▶ **Text**
<<<<

When crops are maturing rapidly in hot conditions, swathing before 50-60% seed color change on the main stem may not give chlorophyll time to clear from immature seed. Some fields may require additional moisture — rain — in order to re-hydrate the seed so chlorophyll can clear.
If growers feel they must swath at less than 50-60% seed color change on the main stem, wait until temperatures cool down in the evening and then swath at night to take advantage of those cooler temperatures and any moisture from dew. Click here for more information on rate of crop dry down under different weather conditions.
Open the pods. Just because pods look dry and mature does not mean the seeds are ready for swathing. Sunscald and diseases such as blackleg, sclerotinia and clubroot can make plants look mature but the seeds may still be green. The opposite can also happen where pods look green but the seeds inside are ready for swathing. When assessing a canola crop to see if it’s ready, crack open pods on a number of plants throughout the field. Swathing timing is based on seed color change, not pod color. (Watch the video at the top.)
Irrigation before swathing. Growers will not see a yield benefit from irrigating a field that is one week from swathing. Irrigation two weeks or more before swathing could provide some contribution to yield. Irrigation in the week before spraying may provide a quality benefit if the crop is drying down quickly and the crop is at risk of locking in higher levels of green seed. Note that irrigation just before swathing could increase the spread of sclerotinia within the windrow, especially if you compact the swath with a roller. This could increase the spread of infection from plant to plant. Irrigation in general tends to increase the sclerotinia risk, especially if it causes the crop to lodge.

>>>>

▶ **Extracted information**
<<<<

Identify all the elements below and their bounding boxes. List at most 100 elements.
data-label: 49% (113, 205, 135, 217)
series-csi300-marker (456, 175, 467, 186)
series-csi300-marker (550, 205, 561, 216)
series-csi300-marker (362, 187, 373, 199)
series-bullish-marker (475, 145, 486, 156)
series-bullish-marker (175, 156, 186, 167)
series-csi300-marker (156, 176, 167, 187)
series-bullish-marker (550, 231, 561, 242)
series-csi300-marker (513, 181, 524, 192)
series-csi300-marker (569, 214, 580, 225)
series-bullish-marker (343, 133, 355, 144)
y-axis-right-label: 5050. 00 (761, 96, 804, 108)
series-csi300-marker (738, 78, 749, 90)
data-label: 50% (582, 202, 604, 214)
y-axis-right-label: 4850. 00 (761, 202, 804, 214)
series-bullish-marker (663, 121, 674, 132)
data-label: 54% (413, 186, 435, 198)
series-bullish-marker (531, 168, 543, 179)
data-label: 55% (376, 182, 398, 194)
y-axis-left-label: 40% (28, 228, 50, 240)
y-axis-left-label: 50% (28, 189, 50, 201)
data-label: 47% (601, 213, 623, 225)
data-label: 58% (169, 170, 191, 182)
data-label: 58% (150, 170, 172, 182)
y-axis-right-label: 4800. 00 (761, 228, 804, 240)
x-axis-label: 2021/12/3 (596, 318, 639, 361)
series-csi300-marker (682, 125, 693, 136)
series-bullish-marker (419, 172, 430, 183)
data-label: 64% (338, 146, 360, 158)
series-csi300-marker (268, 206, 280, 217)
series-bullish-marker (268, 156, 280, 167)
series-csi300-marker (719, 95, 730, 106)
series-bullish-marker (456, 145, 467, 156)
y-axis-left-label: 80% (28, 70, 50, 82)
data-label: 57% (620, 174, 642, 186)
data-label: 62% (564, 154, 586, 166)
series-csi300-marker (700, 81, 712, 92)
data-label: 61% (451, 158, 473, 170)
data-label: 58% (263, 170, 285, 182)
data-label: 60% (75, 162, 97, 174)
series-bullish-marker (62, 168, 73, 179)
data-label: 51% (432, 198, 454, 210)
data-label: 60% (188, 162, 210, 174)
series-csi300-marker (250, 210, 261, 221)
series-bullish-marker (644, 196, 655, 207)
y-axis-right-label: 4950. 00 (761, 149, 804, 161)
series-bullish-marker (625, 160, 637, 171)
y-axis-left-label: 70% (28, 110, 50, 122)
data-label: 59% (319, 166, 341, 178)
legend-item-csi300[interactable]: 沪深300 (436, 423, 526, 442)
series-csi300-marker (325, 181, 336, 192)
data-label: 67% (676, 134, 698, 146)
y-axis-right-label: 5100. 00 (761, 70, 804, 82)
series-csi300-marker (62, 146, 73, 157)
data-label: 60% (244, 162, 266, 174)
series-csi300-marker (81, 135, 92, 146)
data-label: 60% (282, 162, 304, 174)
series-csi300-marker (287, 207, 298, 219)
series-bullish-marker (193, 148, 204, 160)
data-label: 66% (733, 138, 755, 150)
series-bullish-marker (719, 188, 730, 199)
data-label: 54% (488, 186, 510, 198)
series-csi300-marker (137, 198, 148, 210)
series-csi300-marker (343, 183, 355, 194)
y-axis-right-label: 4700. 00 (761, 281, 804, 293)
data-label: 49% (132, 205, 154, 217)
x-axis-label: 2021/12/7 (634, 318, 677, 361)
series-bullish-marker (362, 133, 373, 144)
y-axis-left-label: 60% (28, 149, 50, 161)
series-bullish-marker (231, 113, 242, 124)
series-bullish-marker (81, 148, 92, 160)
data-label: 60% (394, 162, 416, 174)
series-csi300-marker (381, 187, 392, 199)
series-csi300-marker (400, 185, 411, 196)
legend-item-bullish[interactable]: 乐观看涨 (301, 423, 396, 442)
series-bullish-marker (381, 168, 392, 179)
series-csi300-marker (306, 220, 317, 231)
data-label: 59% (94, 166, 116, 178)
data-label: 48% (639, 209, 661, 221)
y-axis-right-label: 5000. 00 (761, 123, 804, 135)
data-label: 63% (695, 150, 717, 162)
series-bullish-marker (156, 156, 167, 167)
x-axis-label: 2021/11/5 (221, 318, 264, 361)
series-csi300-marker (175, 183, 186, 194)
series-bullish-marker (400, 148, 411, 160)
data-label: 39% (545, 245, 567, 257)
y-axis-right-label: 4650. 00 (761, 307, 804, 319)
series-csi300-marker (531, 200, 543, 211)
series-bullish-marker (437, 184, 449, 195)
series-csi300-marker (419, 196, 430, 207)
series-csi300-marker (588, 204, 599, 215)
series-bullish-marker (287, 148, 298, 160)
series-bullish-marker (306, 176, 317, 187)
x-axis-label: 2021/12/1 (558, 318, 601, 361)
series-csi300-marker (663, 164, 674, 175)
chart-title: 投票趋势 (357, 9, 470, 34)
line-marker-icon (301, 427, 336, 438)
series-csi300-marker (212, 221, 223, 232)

>>>>

▶ **Work order A**
Reproduce word for word the part of the canola swathing text that begins at the words "When crops are" and stops after "chlorophyll can clear.".
▶ **Work order B**
According to the canola swathing text, what is swathing timing based on?

▶ **Expected output A**
When crops are maturing rapidly in hot conditions, swathing before 50-60% seed color change on the main stem may not give chlorophyll time to clear from immature seed. Some fields may require additional moisture — rain — in order to re-hydrate the seed so chlorophyll can clear.

▶ **Expected output B**
Swathing timing is based on seed color change, not pod color.